▸ THE PROBLEM
Images excluded, repeat each entry below exactly.

▸ RAW DATA
· · · · ·

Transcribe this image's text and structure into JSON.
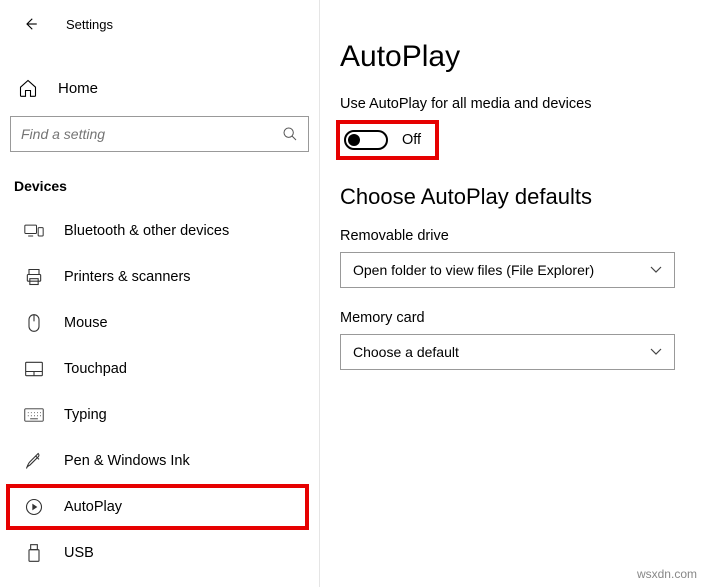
{
  "titlebar": {
    "title": "Settings"
  },
  "home": {
    "label": "Home"
  },
  "search": {
    "placeholder": "Find a setting"
  },
  "section": {
    "header": "Devices"
  },
  "nav": {
    "items": [
      {
        "label": "Bluetooth & other devices"
      },
      {
        "label": "Printers & scanners"
      },
      {
        "label": "Mouse"
      },
      {
        "label": "Touchpad"
      },
      {
        "label": "Typing"
      },
      {
        "label": "Pen & Windows Ink"
      },
      {
        "label": "AutoPlay"
      },
      {
        "label": "USB"
      }
    ]
  },
  "page": {
    "title": "AutoPlay",
    "toggle_desc": "Use AutoPlay for all media and devices",
    "toggle_state_label": "Off",
    "defaults_header": "Choose AutoPlay defaults",
    "removable_label": "Removable drive",
    "removable_value": "Open folder to view files (File Explorer)",
    "memcard_label": "Memory card",
    "memcard_value": "Choose a default"
  },
  "watermark": "wsxdn.com"
}
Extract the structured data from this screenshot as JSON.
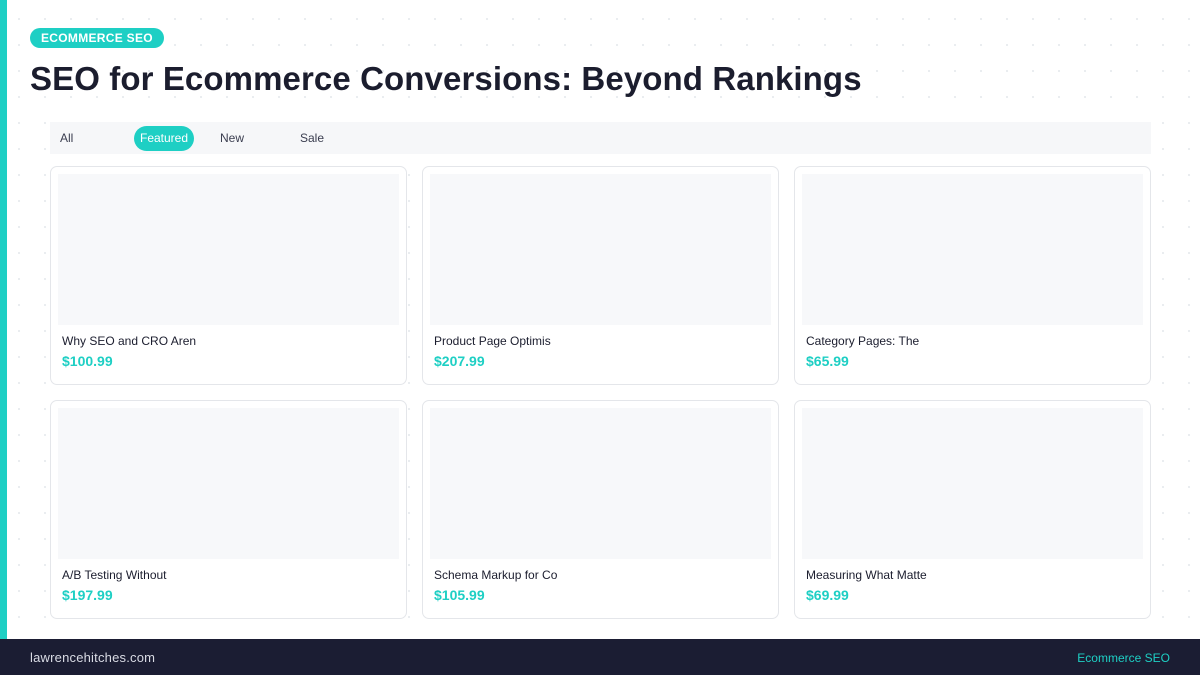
{
  "header": {
    "category": "Ecommerce SEO",
    "title": "SEO for Ecommerce Conversions: Beyond Rankings"
  },
  "filters": {
    "tabs": [
      {
        "label": "All",
        "active": false
      },
      {
        "label": "Featured",
        "active": true
      },
      {
        "label": "New",
        "active": false
      },
      {
        "label": "Sale",
        "active": false
      }
    ]
  },
  "products": [
    {
      "title": "Why SEO and CRO Aren",
      "price": "$100.99"
    },
    {
      "title": "Product Page Optimis",
      "price": "$207.99"
    },
    {
      "title": "Category Pages: The",
      "price": "$65.99"
    },
    {
      "title": "A/B Testing Without",
      "price": "$197.99"
    },
    {
      "title": "Schema Markup for Co",
      "price": "$105.99"
    },
    {
      "title": "Measuring What Matte",
      "price": "$69.99"
    }
  ],
  "footer": {
    "site": "lawrencehitches.com",
    "category": "Ecommerce SEO"
  },
  "colors": {
    "accent": "#1ecfc4",
    "dark": "#1b1d33",
    "text": "#1b1d2e"
  }
}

· · · · ·

▸ CORRECT RESPONSE
Transcribe this image's text and structure into JSON.
{
  "titlebar": {
    "title": "Settings"
  },
  "home": {
    "label": "Home"
  },
  "search": {
    "placeholder": "Find a setting"
  },
  "section": {
    "header": "Devices"
  },
  "nav": {
    "items": [
      {
        "label": "Bluetooth & other devices"
      },
      {
        "label": "Printers & scanners"
      },
      {
        "label": "Mouse"
      },
      {
        "label": "Touchpad"
      },
      {
        "label": "Typing"
      },
      {
        "label": "Pen & Windows Ink"
      },
      {
        "label": "AutoPlay"
      },
      {
        "label": "USB"
      }
    ]
  },
  "page": {
    "title": "AutoPlay",
    "toggle_desc": "Use AutoPlay for all media and devices",
    "toggle_state_label": "Off",
    "defaults_header": "Choose AutoPlay defaults",
    "removable_label": "Removable drive",
    "removable_value": "Open folder to view files (File Explorer)",
    "memcard_label": "Memory card",
    "memcard_value": "Choose a default"
  },
  "watermark": "wsxdn.com"
}
Extract the structured data from this screenshot as JSON.
{
  "header": {
    "category": "Ecommerce SEO",
    "title": "SEO for Ecommerce Conversions: Beyond Rankings"
  },
  "filters": {
    "tabs": [
      {
        "label": "All",
        "active": false
      },
      {
        "label": "Featured",
        "active": true
      },
      {
        "label": "New",
        "active": false
      },
      {
        "label": "Sale",
        "active": false
      }
    ]
  },
  "products": [
    {
      "title": "Why SEO and CRO Aren",
      "price": "$100.99"
    },
    {
      "title": "Product Page Optimis",
      "price": "$207.99"
    },
    {
      "title": "Category Pages: The",
      "price": "$65.99"
    },
    {
      "title": "A/B Testing Without",
      "price": "$197.99"
    },
    {
      "title": "Schema Markup for Co",
      "price": "$105.99"
    },
    {
      "title": "Measuring What Matte",
      "price": "$69.99"
    }
  ],
  "footer": {
    "site": "lawrencehitches.com",
    "category": "Ecommerce SEO"
  },
  "colors": {
    "accent": "#1ecfc4",
    "dark": "#1b1d33",
    "text": "#1b1d2e"
  }
}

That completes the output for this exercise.